INSTRUCTION - Return only these lines: the one that contains "Convert this screenshot" and every line after it through the end of the listing, exactly, without pictures.

[Stored data]
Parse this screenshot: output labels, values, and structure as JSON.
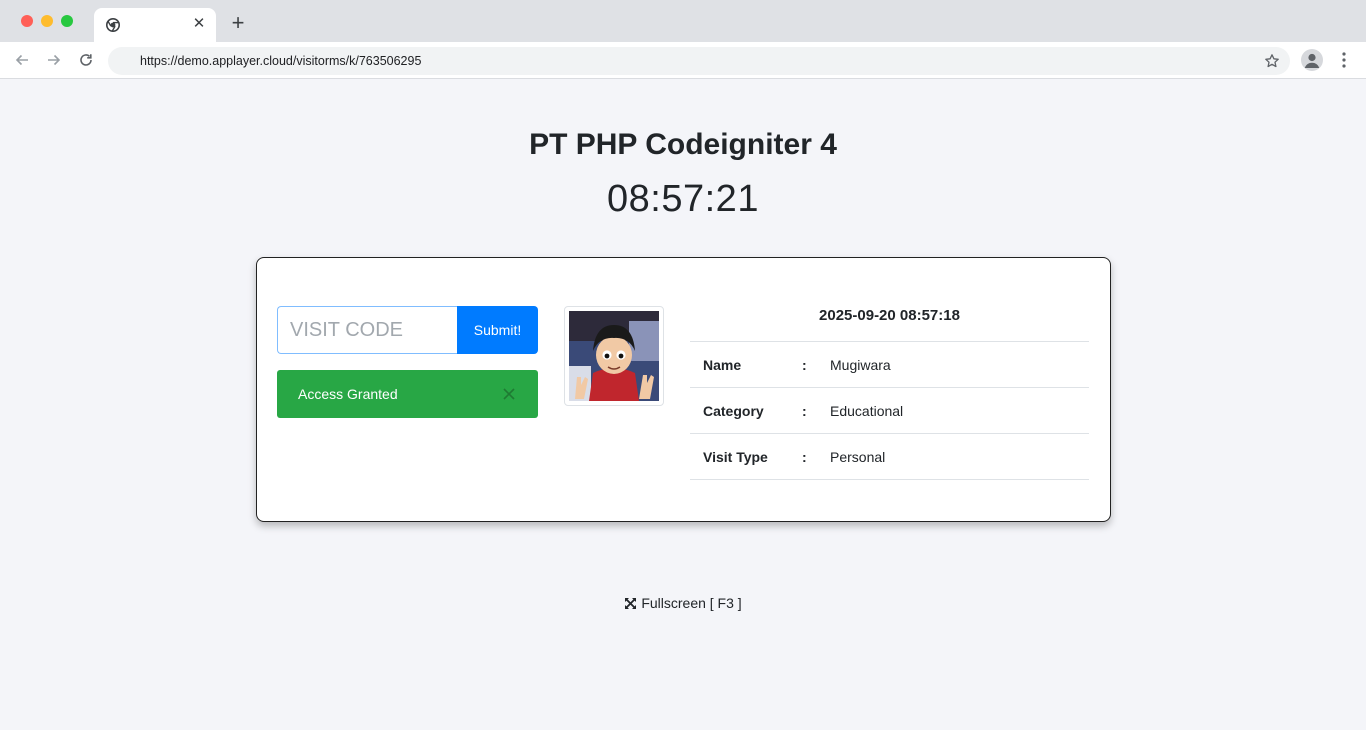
{
  "browser": {
    "url": "https://demo.applayer.cloud/visitorms/k/763506295",
    "tab_close_glyph": "✕",
    "new_tab_glyph": "+"
  },
  "page": {
    "title": "PT PHP Codeigniter 4",
    "clock": "08:57:21"
  },
  "form": {
    "placeholder": "VISIT CODE",
    "submit_label": "Submit!",
    "alert_text": "Access Granted"
  },
  "visitor": {
    "datetime": "2025-09-20 08:57:18",
    "rows": [
      {
        "label": "Name",
        "sep": ":",
        "value": "Mugiwara"
      },
      {
        "label": "Category",
        "sep": ":",
        "value": "Educational"
      },
      {
        "label": "Visit Type",
        "sep": ":",
        "value": "Personal"
      }
    ]
  },
  "footer": {
    "fullscreen_label": "Fullscreen [ F3 ]"
  },
  "colors": {
    "page_bg": "#f4f5f9",
    "primary": "#007bff",
    "success": "#28a745",
    "input_border": "#80bdff"
  },
  "icons": [
    "back-arrow-icon",
    "forward-arrow-icon",
    "reload-icon",
    "star-icon",
    "profile-icon",
    "kebab-menu-icon",
    "chrome-favicon",
    "close-icon",
    "expand-icon"
  ]
}
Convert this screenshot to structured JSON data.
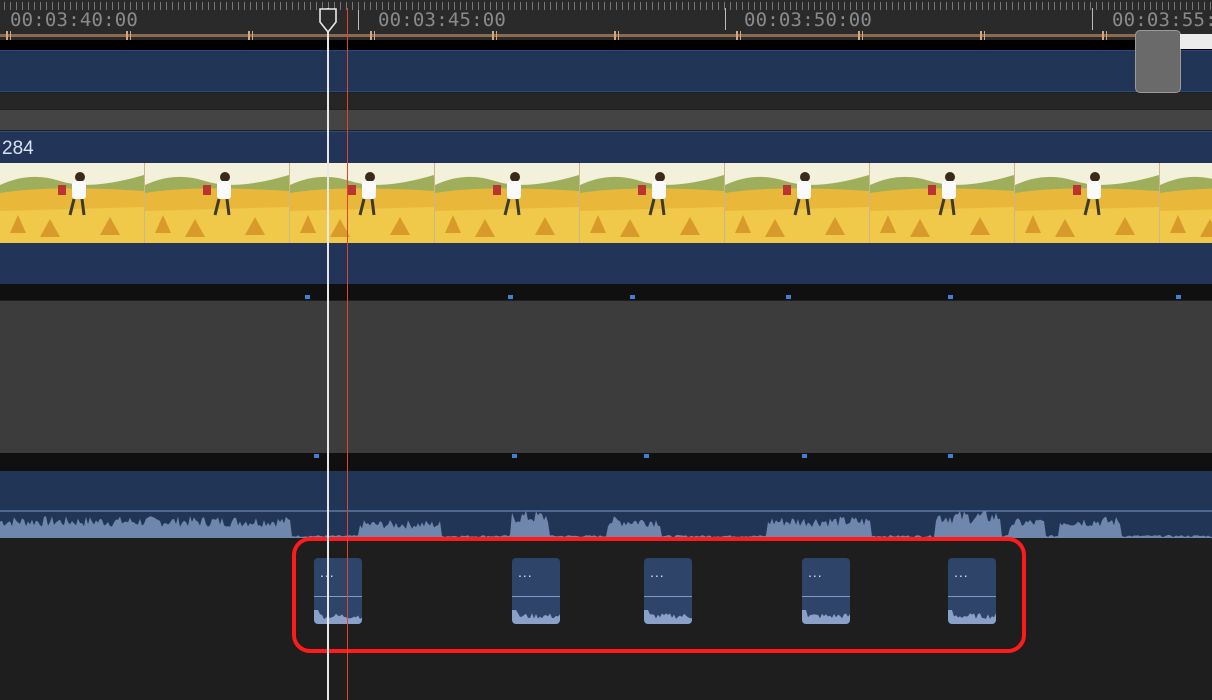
{
  "ruler": {
    "timecodes": [
      "00:03:40:00",
      "00:03:45:00",
      "00:03:50:00",
      "00:03:55:"
    ]
  },
  "video_clip": {
    "label": "284"
  },
  "subclips": [
    {
      "dots": "..."
    },
    {
      "dots": "..."
    },
    {
      "dots": "..."
    },
    {
      "dots": "..."
    },
    {
      "dots": "..."
    }
  ],
  "colors": {
    "track_blue": "#213556",
    "highlight": "#ff1b1b",
    "playhead_red": "#e0432e"
  }
}
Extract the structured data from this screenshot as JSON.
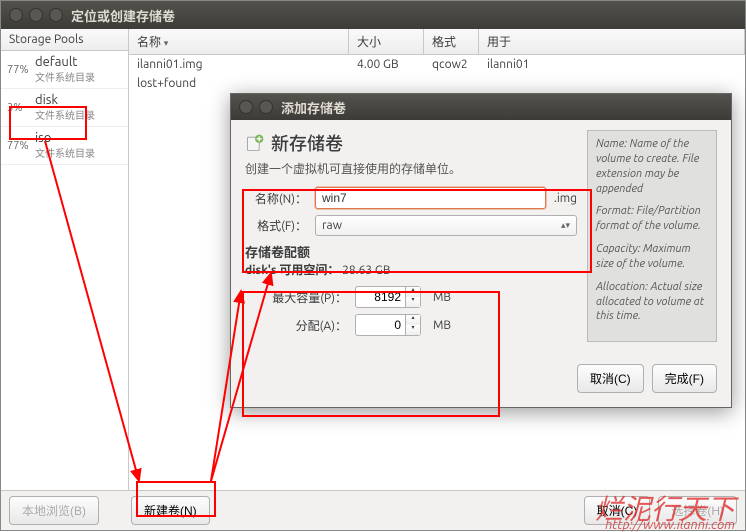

RESULT OF THE EXERCISE -
Convert this screenshot to structured JSON data.
{
  "ruler": {
    "timecodes": [
      "00:03:40:00",
      "00:03:45:00",
      "00:03:50:00",
      "00:03:55:"
    ]
  },
  "video_clip": {
    "label": "284"
  },
  "subclips": [
    {
      "dots": "..."
    },
    {
      "dots": "..."
    },
    {
      "dots": "..."
    },
    {
      "dots": "..."
    },
    {
      "dots": "..."
    }
  ],
  "colors": {
    "track_blue": "#213556",
    "highlight": "#ff1b1b",
    "playhead_red": "#e0432e"
  }
}
Extract the structured data from this screenshot as JSON.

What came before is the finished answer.